─── Given entries ───

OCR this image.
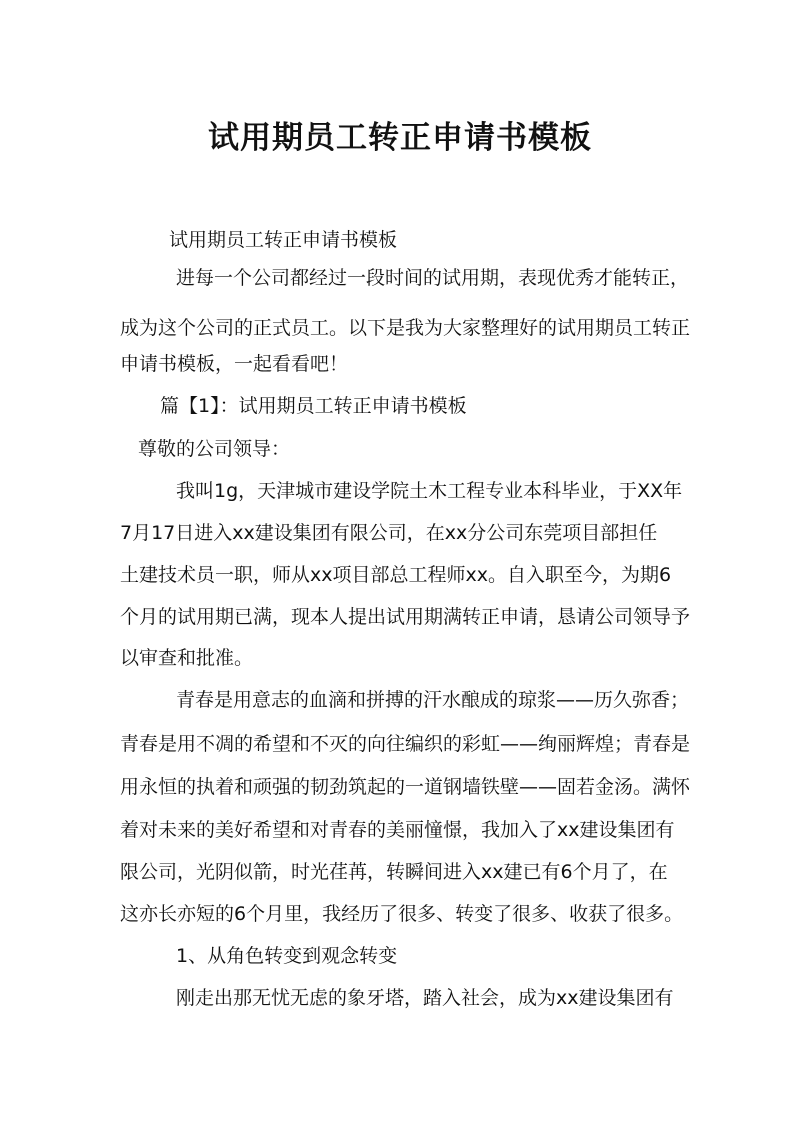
试用期员工转正申请书模板
试用期员工转正申请书模板
进每一个公司都经过一段时间的试用期，表现优秀才能转正，
成为这个公司的正式员工。以下是我为大家整理好的试用期员工转正
申请书模板，一起看看吧！
篇【1】：试用期员工转正申请书模板
尊敬的公司领导：
我叫1g，天津城市建设学院土木工程专业本科毕业，于XX年
7月17日进入xx建设集团有限公司，在xx分公司东莞项目部担任
土建技术员一职，师从xx项目部总工程师xx。自入职至今，为期6
个月的试用期已满，现本人提出试用期满转正申请，恳请公司领导予
以审查和批准。
青春是用意志的血滴和拼搏的汗水酿成的琼浆——历久弥香；
青春是用不凋的希望和不灭的向往编织的彩虹——绚丽辉煌；青春是
用永恒的执着和顽强的韧劲筑起的一道钢墙铁壁——固若金汤。满怀
着对未来的美好希望和对青春的美丽憧憬，我加入了xx建设集团有
限公司，光阴似箭，时光荏苒，转瞬间进入xx建已有6个月了，在
这亦长亦短的6个月里，我经历了很多、转变了很多、收获了很多。
1、从角色转变到观念转变
刚走出那无忧无虑的象牙塔，踏入社会，成为xx建设集团有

───

## What you should do
Are you able to set down all the lines above exactly, without any pictures?

## Task result
OCR this image.
试用期员工转正申请书模板
试用期员工转正申请书模板
进每一个公司都经过一段时间的试用期，表现优秀才能转正，
成为这个公司的正式员工。以下是我为大家整理好的试用期员工转正
申请书模板，一起看看吧！
篇【1】：试用期员工转正申请书模板
尊敬的公司领导：
我叫1g，天津城市建设学院土木工程专业本科毕业，于XX年
7月17日进入xx建设集团有限公司，在xx分公司东莞项目部担任
土建技术员一职，师从xx项目部总工程师xx。自入职至今，为期6
个月的试用期已满，现本人提出试用期满转正申请，恳请公司领导予
以审查和批准。
青春是用意志的血滴和拼搏的汗水酿成的琼浆——历久弥香；
青春是用不凋的希望和不灭的向往编织的彩虹——绚丽辉煌；青春是
用永恒的执着和顽强的韧劲筑起的一道钢墙铁壁——固若金汤。满怀
着对未来的美好希望和对青春的美丽憧憬，我加入了xx建设集团有
限公司，光阴似箭，时光荏苒，转瞬间进入xx建已有6个月了，在
这亦长亦短的6个月里，我经历了很多、转变了很多、收获了很多。
1、从角色转变到观念转变
刚走出那无忧无虑的象牙塔，踏入社会，成为xx建设集团有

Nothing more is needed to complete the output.